-- What is being asked --
Check each line of the records below and collect those holding "Muallif".

-- Data --
☆ ☆ ☆
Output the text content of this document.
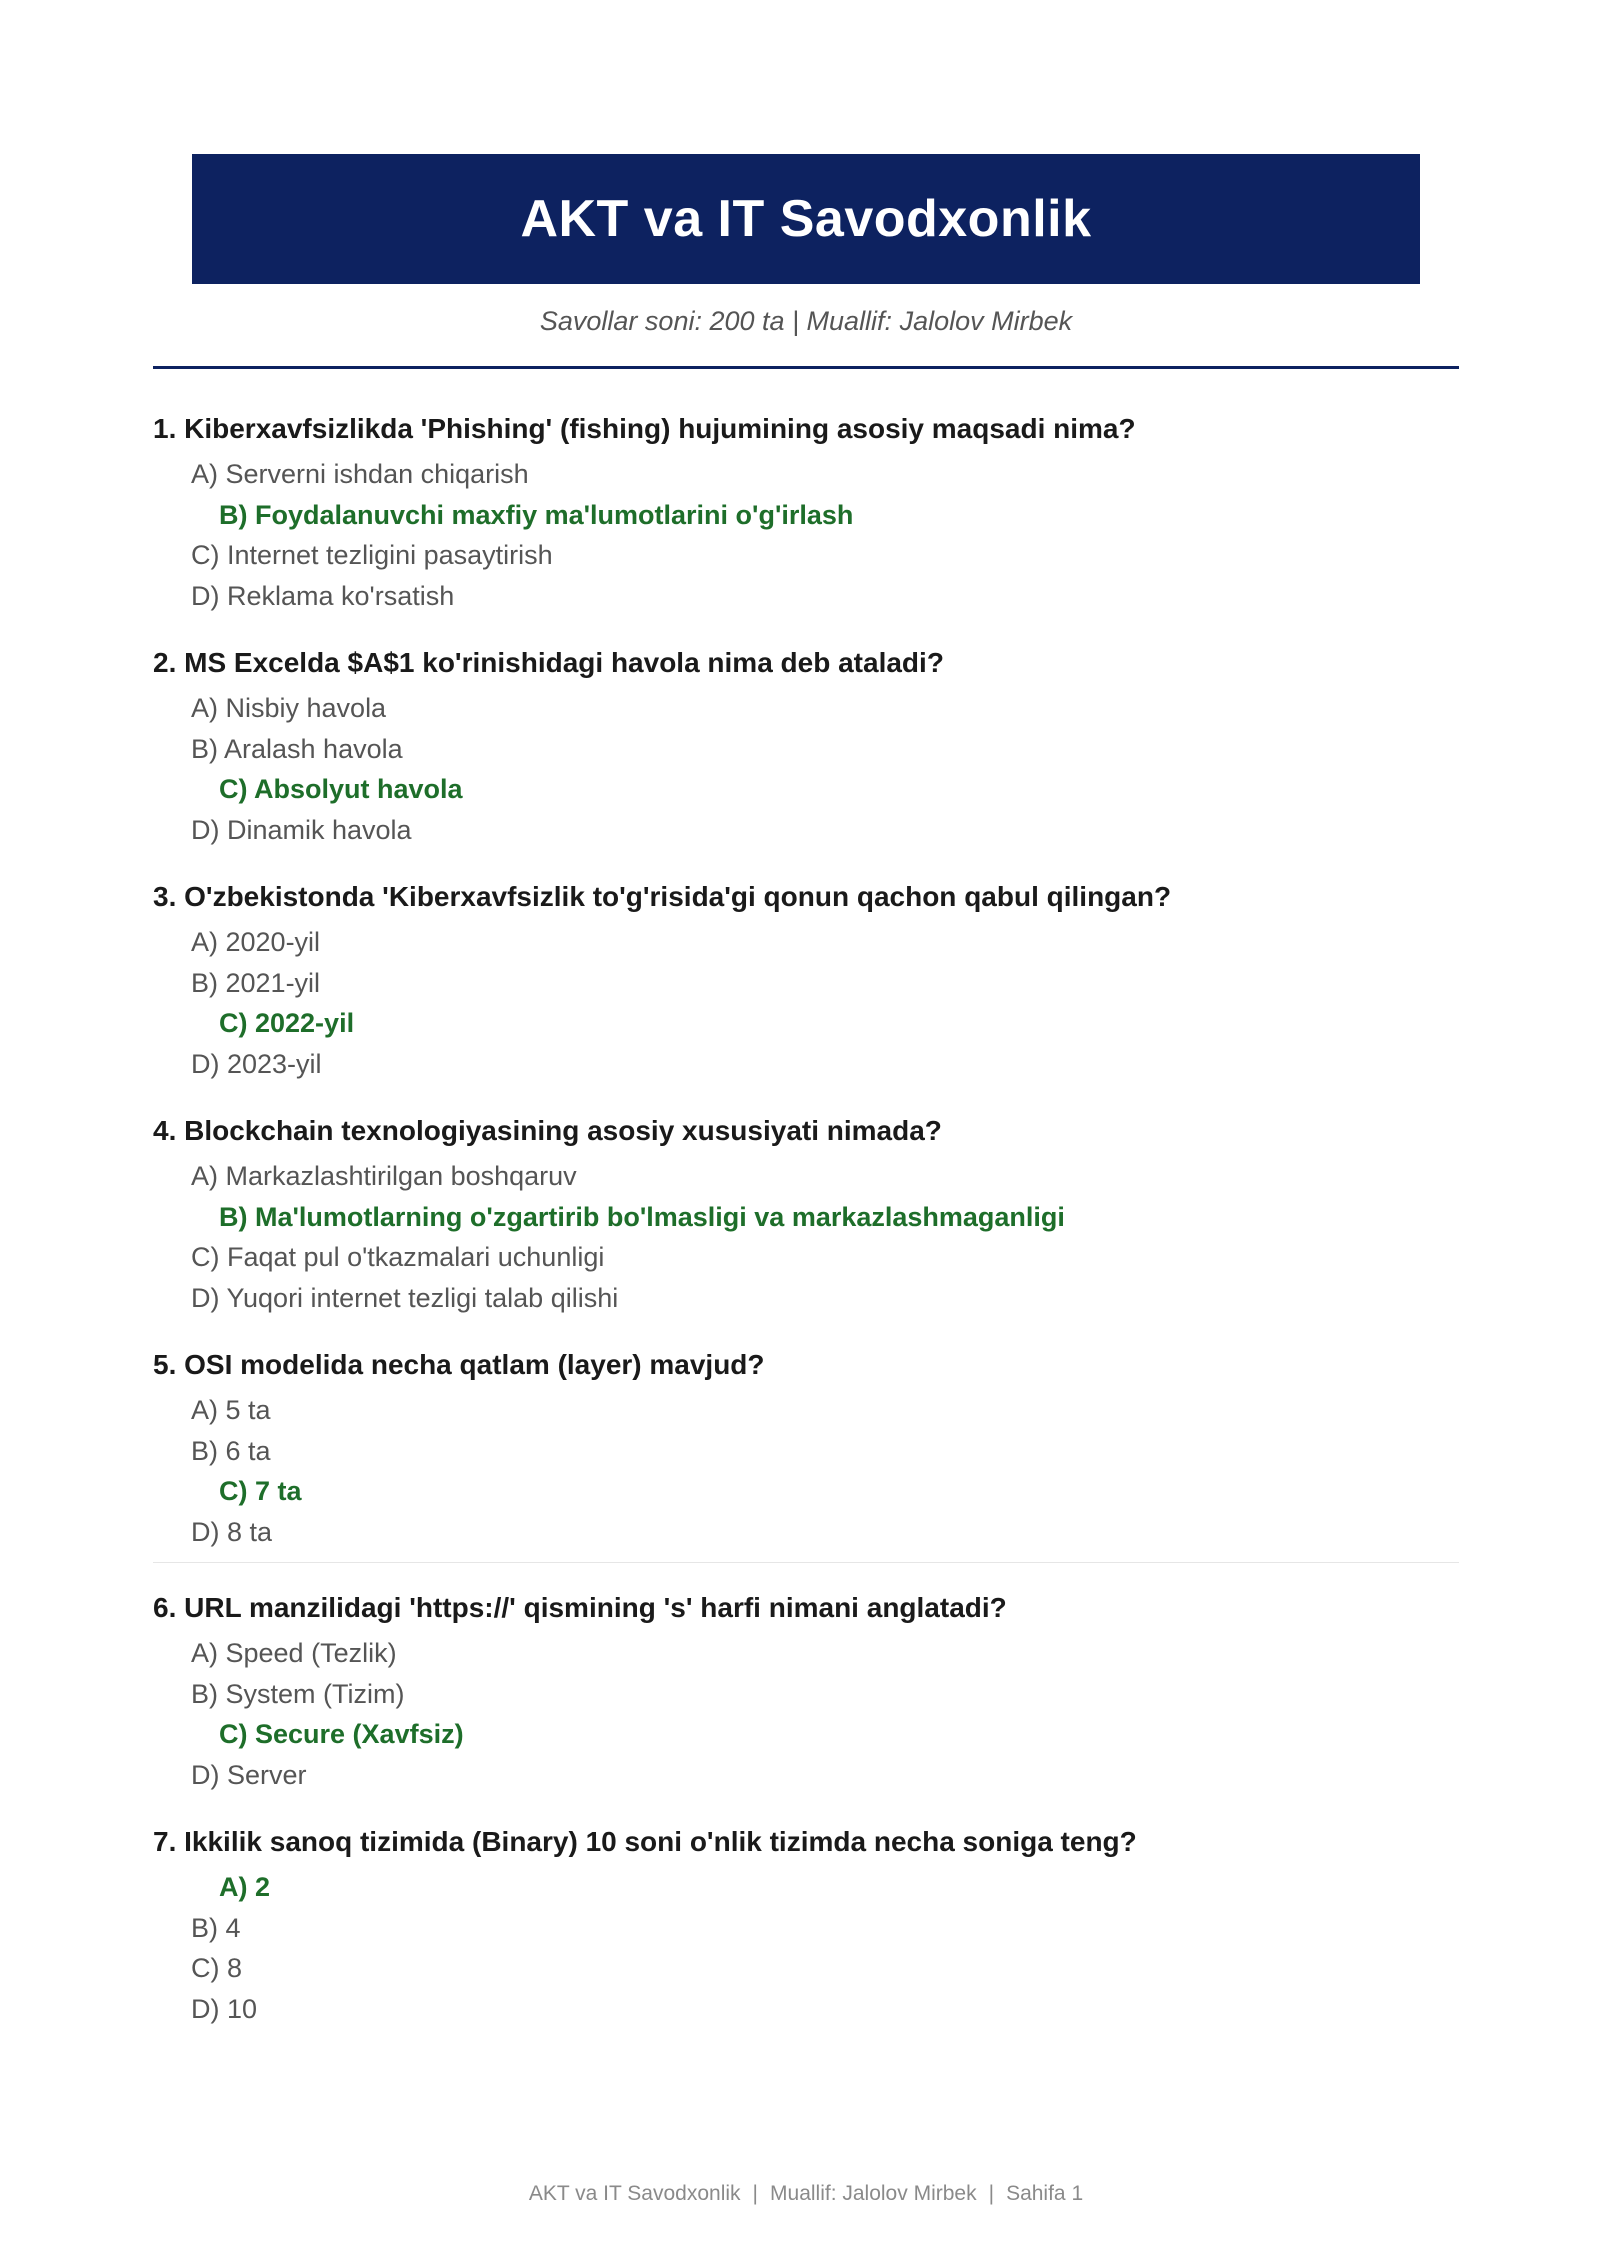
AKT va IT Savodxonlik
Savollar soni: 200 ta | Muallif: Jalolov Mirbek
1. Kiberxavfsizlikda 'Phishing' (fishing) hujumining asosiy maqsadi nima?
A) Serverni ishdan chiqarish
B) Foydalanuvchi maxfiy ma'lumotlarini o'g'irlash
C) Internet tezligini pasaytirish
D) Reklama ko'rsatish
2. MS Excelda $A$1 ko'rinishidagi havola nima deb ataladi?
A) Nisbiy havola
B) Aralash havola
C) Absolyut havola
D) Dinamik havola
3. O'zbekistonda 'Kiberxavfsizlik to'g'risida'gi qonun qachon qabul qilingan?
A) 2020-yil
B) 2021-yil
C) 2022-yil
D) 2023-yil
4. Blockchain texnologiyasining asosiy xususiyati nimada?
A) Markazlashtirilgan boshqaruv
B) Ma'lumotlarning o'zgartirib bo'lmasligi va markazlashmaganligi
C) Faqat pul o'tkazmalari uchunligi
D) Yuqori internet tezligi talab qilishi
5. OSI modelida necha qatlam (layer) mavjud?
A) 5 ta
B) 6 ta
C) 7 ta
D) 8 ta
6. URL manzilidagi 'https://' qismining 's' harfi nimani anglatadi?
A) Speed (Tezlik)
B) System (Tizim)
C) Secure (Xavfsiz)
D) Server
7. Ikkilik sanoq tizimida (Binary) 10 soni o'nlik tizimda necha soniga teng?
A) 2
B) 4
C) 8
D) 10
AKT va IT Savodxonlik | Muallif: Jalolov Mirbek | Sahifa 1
☆ ☆ ☆
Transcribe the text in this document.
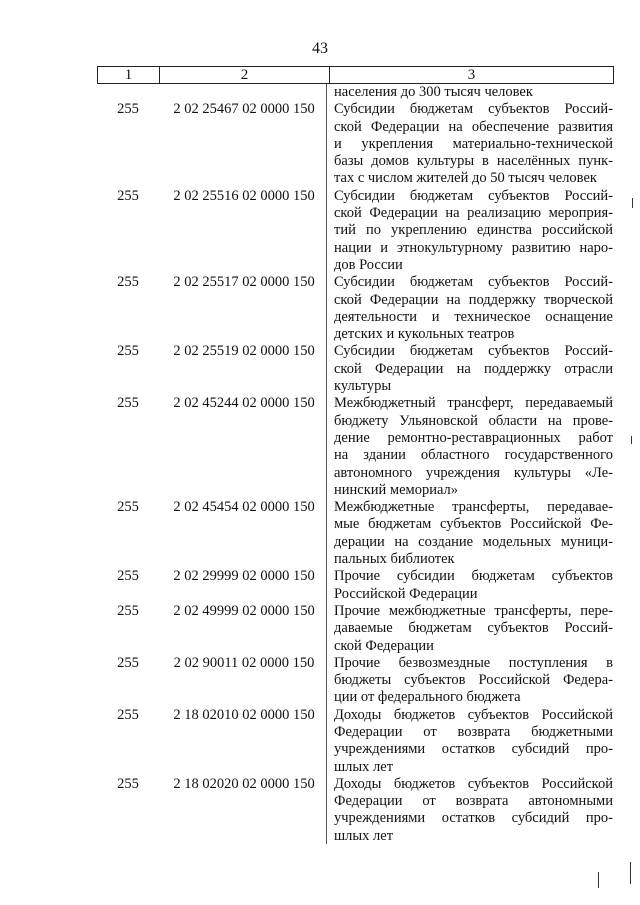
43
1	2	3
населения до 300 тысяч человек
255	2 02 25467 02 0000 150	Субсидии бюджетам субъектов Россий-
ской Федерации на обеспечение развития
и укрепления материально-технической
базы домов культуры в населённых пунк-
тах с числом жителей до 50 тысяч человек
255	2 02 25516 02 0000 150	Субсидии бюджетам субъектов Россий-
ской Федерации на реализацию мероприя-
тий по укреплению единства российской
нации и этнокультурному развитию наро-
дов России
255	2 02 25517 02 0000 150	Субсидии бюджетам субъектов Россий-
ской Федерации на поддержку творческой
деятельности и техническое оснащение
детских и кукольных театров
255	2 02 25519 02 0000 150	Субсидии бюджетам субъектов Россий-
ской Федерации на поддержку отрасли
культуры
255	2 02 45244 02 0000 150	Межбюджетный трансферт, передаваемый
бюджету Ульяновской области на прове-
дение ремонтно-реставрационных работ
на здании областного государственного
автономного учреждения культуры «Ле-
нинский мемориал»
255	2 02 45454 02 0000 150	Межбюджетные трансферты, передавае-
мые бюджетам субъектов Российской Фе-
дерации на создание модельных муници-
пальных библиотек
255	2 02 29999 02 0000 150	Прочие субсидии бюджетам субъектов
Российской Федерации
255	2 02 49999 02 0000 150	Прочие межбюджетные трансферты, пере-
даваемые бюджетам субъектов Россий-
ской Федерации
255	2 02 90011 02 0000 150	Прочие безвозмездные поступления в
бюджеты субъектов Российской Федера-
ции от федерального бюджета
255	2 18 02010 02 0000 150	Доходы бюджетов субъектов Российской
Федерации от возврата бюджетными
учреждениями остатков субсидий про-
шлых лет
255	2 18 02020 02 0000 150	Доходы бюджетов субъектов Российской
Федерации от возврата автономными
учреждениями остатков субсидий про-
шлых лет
☆ ☆ ☆
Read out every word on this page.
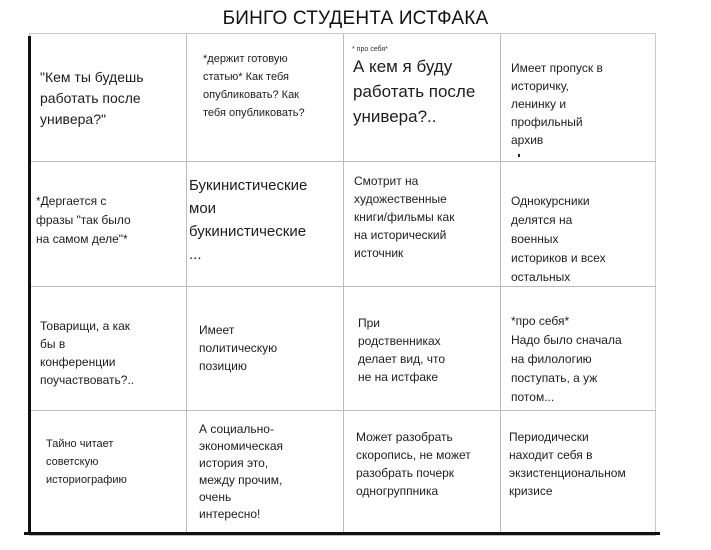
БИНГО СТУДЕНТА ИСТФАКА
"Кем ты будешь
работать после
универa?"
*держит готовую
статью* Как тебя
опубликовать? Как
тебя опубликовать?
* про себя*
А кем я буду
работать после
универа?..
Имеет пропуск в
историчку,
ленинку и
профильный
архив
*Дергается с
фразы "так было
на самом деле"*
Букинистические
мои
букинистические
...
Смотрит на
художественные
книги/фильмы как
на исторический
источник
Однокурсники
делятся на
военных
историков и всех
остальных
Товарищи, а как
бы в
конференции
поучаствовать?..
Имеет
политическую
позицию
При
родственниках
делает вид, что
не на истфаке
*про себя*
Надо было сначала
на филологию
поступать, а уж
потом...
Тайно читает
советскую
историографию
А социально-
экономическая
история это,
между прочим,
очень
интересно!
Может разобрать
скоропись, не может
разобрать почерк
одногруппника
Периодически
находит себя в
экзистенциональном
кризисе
☆ ☆ ☆
-- The answer --
Savollar soni: 200 ta | Muallif: Jalolov Mirbek
AKT va IT Savodxonlik | Muallif: Jalolov Mirbek | Sahifa 1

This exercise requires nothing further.